**WHAT IS EXPECTED:** Lines containing the string "frequency" are to be counted; report the number and nothing more.

____ MATERIAL TO PROCESS

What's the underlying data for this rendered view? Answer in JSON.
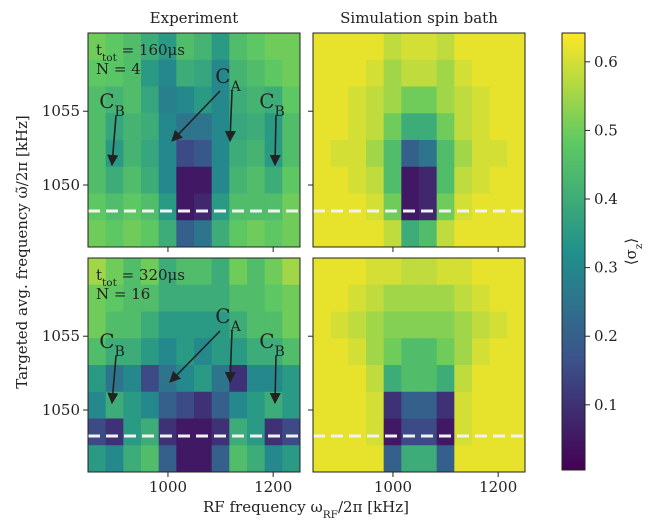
{
  "figure": {
    "xlabel": {
      "text": "RF frequency ω",
      "sub": "RF",
      "after": "/2π [kHz]"
    },
    "ylabel": "Targeted avg. frequency ω̃/2π [kHz]"
  },
  "chart_data": [
    {
      "type": "heatmap",
      "title": "Experiment",
      "xlim": [
        848,
        1251
      ],
      "ylim": [
        1045.8,
        1060.3
      ],
      "xticks": [
        1000,
        1200
      ],
      "yticks": [
        1050,
        1055
      ],
      "reference_line": 1048.24,
      "annotations": [
        {
          "text": "t",
          "sub": "tot",
          "after": " = 160μs"
        },
        {
          "text": "N = 4"
        }
      ],
      "markers": [
        {
          "text": "C",
          "sub": "B"
        },
        {
          "text": "C",
          "sub": "A"
        },
        {
          "text": "C",
          "sub": "B"
        }
      ],
      "z": [
        [
          0.5,
          0.48,
          0.45,
          0.4,
          0.35,
          0.45,
          0.42,
          0.35,
          0.45,
          0.48,
          0.5,
          0.5
        ],
        [
          0.48,
          0.47,
          0.45,
          0.35,
          0.3,
          0.4,
          0.38,
          0.3,
          0.42,
          0.45,
          0.48,
          0.5
        ],
        [
          0.45,
          0.42,
          0.45,
          0.38,
          0.28,
          0.3,
          0.35,
          0.3,
          0.4,
          0.42,
          0.4,
          0.48
        ],
        [
          0.45,
          0.38,
          0.42,
          0.4,
          0.3,
          0.25,
          0.25,
          0.3,
          0.38,
          0.4,
          0.35,
          0.45
        ],
        [
          0.45,
          0.35,
          0.42,
          0.38,
          0.3,
          0.15,
          0.18,
          0.3,
          0.4,
          0.42,
          0.35,
          0.45
        ],
        [
          0.45,
          0.4,
          0.45,
          0.4,
          0.3,
          0.05,
          0.05,
          0.3,
          0.42,
          0.45,
          0.4,
          0.48
        ],
        [
          0.48,
          0.45,
          0.48,
          0.45,
          0.35,
          0.05,
          0.08,
          0.35,
          0.45,
          0.45,
          0.45,
          0.5
        ],
        [
          0.5,
          0.48,
          0.5,
          0.48,
          0.4,
          0.2,
          0.25,
          0.4,
          0.48,
          0.5,
          0.48,
          0.5
        ]
      ]
    },
    {
      "type": "heatmap",
      "title": "Simulation spin bath",
      "xlim": [
        848,
        1251
      ],
      "ylim": [
        1045.8,
        1060.3
      ],
      "xticks": [
        1000,
        1200
      ],
      "yticks": [
        1050,
        1055
      ],
      "reference_line": 1048.24,
      "z": [
        [
          0.62,
          0.62,
          0.62,
          0.62,
          0.58,
          0.6,
          0.6,
          0.58,
          0.62,
          0.62,
          0.62,
          0.62
        ],
        [
          0.62,
          0.62,
          0.62,
          0.6,
          0.55,
          0.58,
          0.58,
          0.55,
          0.6,
          0.62,
          0.62,
          0.62
        ],
        [
          0.62,
          0.62,
          0.6,
          0.58,
          0.55,
          0.5,
          0.5,
          0.55,
          0.58,
          0.6,
          0.62,
          0.62
        ],
        [
          0.62,
          0.62,
          0.6,
          0.58,
          0.5,
          0.4,
          0.4,
          0.5,
          0.58,
          0.6,
          0.62,
          0.62
        ],
        [
          0.62,
          0.6,
          0.6,
          0.55,
          0.45,
          0.2,
          0.25,
          0.45,
          0.55,
          0.6,
          0.6,
          0.62
        ],
        [
          0.62,
          0.62,
          0.6,
          0.58,
          0.45,
          0.05,
          0.08,
          0.45,
          0.58,
          0.6,
          0.62,
          0.62
        ],
        [
          0.62,
          0.62,
          0.62,
          0.6,
          0.5,
          0.05,
          0.08,
          0.5,
          0.6,
          0.62,
          0.62,
          0.62
        ],
        [
          0.62,
          0.62,
          0.62,
          0.62,
          0.58,
          0.4,
          0.45,
          0.58,
          0.62,
          0.62,
          0.62,
          0.62
        ]
      ]
    },
    {
      "type": "heatmap",
      "xlim": [
        848,
        1251
      ],
      "ylim": [
        1045.8,
        1060.3
      ],
      "xticks": [
        1000,
        1200
      ],
      "yticks": [
        1050,
        1055
      ],
      "reference_line": 1048.24,
      "annotations": [
        {
          "text": "t",
          "sub": "tot",
          "after": " = 320μs"
        },
        {
          "text": "N = 16"
        }
      ],
      "markers": [
        {
          "text": "C",
          "sub": "B"
        },
        {
          "text": "C",
          "sub": "A"
        },
        {
          "text": "C",
          "sub": "B"
        }
      ],
      "z": [
        [
          0.55,
          0.5,
          0.45,
          0.5,
          0.4,
          0.45,
          0.45,
          0.4,
          0.5,
          0.45,
          0.5,
          0.55
        ],
        [
          0.5,
          0.48,
          0.45,
          0.45,
          0.4,
          0.4,
          0.4,
          0.4,
          0.45,
          0.45,
          0.48,
          0.5
        ],
        [
          0.5,
          0.45,
          0.45,
          0.4,
          0.35,
          0.35,
          0.35,
          0.35,
          0.4,
          0.45,
          0.45,
          0.5
        ],
        [
          0.45,
          0.4,
          0.4,
          0.35,
          0.3,
          0.35,
          0.3,
          0.35,
          0.35,
          0.4,
          0.4,
          0.45
        ],
        [
          0.35,
          0.25,
          0.3,
          0.15,
          0.25,
          0.3,
          0.35,
          0.25,
          0.1,
          0.3,
          0.3,
          0.35
        ],
        [
          0.3,
          0.4,
          0.35,
          0.3,
          0.2,
          0.15,
          0.1,
          0.2,
          0.3,
          0.35,
          0.4,
          0.35
        ],
        [
          0.15,
          0.1,
          0.35,
          0.4,
          0.1,
          0.05,
          0.05,
          0.1,
          0.4,
          0.35,
          0.1,
          0.15
        ],
        [
          0.35,
          0.3,
          0.4,
          0.45,
          0.2,
          0.05,
          0.05,
          0.2,
          0.45,
          0.4,
          0.3,
          0.35
        ]
      ]
    },
    {
      "type": "heatmap",
      "xlim": [
        848,
        1251
      ],
      "ylim": [
        1045.8,
        1060.3
      ],
      "xticks": [
        1000,
        1200
      ],
      "yticks": [
        1050,
        1055
      ],
      "reference_line": 1048.24,
      "z": [
        [
          0.62,
          0.62,
          0.62,
          0.6,
          0.6,
          0.58,
          0.58,
          0.6,
          0.6,
          0.62,
          0.62,
          0.62
        ],
        [
          0.62,
          0.62,
          0.6,
          0.58,
          0.55,
          0.55,
          0.55,
          0.55,
          0.58,
          0.6,
          0.62,
          0.62
        ],
        [
          0.62,
          0.6,
          0.58,
          0.55,
          0.52,
          0.52,
          0.52,
          0.52,
          0.55,
          0.58,
          0.6,
          0.62
        ],
        [
          0.62,
          0.62,
          0.6,
          0.55,
          0.5,
          0.45,
          0.45,
          0.5,
          0.55,
          0.6,
          0.62,
          0.62
        ],
        [
          0.62,
          0.62,
          0.62,
          0.58,
          0.4,
          0.45,
          0.45,
          0.4,
          0.58,
          0.62,
          0.62,
          0.62
        ],
        [
          0.62,
          0.62,
          0.62,
          0.6,
          0.1,
          0.2,
          0.2,
          0.1,
          0.6,
          0.62,
          0.62,
          0.62
        ],
        [
          0.62,
          0.62,
          0.62,
          0.6,
          0.05,
          0.15,
          0.15,
          0.05,
          0.6,
          0.62,
          0.62,
          0.62
        ],
        [
          0.62,
          0.62,
          0.62,
          0.62,
          0.2,
          0.4,
          0.4,
          0.2,
          0.62,
          0.62,
          0.62,
          0.62
        ]
      ]
    },
    {
      "type": "colorbar",
      "label": {
        "text": "⟨σ",
        "sub": "z",
        "after": "⟩"
      },
      "clim": [
        0.005,
        0.642
      ],
      "ticks": [
        0.1,
        0.2,
        0.3,
        0.4,
        0.5,
        0.6
      ]
    }
  ]
}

________

**SOLUTION FOR THIS EXERCISE:** 2